Figure record listings
⁂
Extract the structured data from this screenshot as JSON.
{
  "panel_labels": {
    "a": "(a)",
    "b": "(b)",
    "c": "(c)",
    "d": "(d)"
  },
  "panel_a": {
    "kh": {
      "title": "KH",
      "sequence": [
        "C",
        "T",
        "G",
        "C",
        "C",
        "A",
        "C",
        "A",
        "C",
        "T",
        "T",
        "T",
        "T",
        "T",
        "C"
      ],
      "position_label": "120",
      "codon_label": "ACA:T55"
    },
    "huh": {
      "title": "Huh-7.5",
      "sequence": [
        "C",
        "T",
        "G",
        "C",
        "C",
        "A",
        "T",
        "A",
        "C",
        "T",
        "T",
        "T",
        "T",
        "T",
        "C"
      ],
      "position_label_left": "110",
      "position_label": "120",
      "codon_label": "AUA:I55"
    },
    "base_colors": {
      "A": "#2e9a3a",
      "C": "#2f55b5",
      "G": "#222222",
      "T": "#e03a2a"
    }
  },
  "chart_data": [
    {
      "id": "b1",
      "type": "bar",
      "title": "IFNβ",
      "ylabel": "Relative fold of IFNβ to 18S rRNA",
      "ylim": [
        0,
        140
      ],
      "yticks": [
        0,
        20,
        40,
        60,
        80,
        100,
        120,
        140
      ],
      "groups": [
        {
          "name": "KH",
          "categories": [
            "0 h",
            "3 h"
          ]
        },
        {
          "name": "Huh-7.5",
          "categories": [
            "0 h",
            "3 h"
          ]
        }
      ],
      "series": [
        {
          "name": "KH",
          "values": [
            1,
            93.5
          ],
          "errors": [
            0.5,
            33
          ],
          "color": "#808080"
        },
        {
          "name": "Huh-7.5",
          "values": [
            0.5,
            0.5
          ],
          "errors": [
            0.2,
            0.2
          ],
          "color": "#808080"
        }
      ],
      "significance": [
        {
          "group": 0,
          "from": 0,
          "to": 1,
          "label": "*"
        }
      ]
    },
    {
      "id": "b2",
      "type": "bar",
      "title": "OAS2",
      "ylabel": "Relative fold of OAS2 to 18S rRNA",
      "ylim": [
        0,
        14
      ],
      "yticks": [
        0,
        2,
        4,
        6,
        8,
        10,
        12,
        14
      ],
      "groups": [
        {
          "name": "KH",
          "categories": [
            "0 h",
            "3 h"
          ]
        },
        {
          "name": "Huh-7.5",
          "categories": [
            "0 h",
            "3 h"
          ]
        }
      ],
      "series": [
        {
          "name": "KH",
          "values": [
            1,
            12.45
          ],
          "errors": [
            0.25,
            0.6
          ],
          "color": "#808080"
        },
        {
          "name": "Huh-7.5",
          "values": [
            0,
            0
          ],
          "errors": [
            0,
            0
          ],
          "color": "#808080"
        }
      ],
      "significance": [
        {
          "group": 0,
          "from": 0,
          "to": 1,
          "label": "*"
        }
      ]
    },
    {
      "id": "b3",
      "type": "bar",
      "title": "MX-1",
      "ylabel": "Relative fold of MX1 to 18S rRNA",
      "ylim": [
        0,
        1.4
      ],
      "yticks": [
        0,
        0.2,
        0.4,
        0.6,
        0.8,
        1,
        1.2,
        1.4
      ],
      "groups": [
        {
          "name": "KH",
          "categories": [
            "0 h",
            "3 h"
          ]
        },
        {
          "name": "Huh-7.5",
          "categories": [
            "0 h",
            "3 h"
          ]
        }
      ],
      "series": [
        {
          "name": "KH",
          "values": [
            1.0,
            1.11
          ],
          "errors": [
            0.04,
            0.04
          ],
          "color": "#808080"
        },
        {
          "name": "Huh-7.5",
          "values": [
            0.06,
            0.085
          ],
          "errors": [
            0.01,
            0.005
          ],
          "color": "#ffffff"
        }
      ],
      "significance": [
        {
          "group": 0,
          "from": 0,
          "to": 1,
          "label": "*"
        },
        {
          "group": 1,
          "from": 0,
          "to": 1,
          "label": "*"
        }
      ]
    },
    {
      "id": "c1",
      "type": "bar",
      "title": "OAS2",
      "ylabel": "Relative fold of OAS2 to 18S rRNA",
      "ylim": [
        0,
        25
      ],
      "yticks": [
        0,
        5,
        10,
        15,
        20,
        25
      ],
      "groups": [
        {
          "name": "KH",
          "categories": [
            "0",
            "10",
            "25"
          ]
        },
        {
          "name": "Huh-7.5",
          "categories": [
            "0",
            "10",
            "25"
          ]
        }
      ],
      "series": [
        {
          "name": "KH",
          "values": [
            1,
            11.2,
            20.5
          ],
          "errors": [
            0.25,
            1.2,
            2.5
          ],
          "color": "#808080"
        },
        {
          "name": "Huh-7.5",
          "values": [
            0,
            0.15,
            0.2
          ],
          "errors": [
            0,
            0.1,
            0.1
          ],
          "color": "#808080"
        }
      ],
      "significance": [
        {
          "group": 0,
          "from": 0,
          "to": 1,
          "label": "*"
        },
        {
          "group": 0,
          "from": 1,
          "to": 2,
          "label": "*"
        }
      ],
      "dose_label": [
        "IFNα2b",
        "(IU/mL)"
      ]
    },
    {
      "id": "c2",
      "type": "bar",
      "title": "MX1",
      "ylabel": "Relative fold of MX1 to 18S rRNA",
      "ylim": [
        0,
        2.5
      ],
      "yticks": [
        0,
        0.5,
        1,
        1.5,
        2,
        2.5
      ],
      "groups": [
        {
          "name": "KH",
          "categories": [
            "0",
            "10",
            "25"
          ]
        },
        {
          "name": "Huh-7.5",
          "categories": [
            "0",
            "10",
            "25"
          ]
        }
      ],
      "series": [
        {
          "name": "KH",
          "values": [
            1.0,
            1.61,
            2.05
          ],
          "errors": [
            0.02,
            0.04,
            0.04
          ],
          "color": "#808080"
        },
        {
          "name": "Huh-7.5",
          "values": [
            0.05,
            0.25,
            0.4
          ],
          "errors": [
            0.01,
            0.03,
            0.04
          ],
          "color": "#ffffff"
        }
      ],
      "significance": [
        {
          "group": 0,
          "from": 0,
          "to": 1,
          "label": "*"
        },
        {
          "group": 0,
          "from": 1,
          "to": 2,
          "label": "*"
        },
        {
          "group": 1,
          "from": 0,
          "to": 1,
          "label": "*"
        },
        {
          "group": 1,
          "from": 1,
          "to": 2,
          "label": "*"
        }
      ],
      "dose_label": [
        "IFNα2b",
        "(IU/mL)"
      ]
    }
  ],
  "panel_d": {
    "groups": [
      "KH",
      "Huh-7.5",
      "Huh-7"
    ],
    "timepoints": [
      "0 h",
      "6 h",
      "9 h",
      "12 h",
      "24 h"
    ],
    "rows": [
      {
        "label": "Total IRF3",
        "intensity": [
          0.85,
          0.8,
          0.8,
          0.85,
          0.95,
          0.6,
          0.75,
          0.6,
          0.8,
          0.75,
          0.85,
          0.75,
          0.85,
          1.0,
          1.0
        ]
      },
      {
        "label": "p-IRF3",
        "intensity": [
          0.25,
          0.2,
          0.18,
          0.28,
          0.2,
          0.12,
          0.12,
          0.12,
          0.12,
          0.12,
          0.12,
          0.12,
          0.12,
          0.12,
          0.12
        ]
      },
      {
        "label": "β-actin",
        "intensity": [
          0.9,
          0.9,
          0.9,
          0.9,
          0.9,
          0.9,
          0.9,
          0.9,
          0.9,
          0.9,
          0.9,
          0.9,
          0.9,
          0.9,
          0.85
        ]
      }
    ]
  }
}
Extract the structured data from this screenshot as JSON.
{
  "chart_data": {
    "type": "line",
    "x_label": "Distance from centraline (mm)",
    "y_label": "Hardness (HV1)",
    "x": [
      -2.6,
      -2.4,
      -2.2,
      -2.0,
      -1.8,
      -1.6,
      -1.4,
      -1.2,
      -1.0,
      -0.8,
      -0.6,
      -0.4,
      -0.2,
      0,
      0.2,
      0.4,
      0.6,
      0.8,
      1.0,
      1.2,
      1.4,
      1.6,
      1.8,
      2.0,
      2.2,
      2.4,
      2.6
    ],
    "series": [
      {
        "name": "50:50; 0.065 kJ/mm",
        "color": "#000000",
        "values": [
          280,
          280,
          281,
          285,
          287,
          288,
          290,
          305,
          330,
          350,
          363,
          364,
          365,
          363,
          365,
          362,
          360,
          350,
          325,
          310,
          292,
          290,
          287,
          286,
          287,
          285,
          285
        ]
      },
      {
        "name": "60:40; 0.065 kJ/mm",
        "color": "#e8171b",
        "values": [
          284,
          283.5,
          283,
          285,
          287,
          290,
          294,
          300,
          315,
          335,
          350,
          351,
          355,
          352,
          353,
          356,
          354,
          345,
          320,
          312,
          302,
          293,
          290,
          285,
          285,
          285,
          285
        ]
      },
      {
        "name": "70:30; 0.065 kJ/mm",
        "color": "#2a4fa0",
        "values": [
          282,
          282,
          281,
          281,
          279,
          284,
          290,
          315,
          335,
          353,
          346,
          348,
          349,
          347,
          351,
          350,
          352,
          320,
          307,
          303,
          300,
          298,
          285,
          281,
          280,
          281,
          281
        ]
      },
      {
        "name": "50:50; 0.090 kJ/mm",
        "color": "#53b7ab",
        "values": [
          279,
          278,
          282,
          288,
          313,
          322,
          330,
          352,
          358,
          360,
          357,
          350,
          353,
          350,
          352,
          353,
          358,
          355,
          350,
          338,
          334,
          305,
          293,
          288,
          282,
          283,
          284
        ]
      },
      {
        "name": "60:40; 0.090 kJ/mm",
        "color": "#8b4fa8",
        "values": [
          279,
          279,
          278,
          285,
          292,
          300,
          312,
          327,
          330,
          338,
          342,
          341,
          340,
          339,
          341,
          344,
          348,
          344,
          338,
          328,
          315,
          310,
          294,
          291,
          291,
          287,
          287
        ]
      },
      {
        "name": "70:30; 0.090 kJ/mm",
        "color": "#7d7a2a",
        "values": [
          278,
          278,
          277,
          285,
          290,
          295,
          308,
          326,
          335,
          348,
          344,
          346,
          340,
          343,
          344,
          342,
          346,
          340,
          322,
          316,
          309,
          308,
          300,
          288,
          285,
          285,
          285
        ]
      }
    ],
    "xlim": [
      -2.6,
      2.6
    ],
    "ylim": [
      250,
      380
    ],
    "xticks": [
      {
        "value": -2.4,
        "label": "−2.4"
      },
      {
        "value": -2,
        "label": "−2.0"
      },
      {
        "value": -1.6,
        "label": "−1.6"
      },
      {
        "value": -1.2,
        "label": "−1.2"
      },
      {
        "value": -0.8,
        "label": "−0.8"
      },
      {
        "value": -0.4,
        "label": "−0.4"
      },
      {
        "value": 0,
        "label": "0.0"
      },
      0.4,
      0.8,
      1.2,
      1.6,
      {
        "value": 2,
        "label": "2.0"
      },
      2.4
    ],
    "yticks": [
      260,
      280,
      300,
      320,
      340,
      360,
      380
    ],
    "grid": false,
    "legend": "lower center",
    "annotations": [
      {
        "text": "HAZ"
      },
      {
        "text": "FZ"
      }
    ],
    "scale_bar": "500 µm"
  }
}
⁂
Short problem: List the lines of the material in which the word "title" occurs.

Result:
      "title": "KH",
      "title": "Huh-7.5",
      "title": "IFNβ",
      "title": "OAS2",
      "title": "MX-1",
      "title": "OAS2",
      "title": "MX1",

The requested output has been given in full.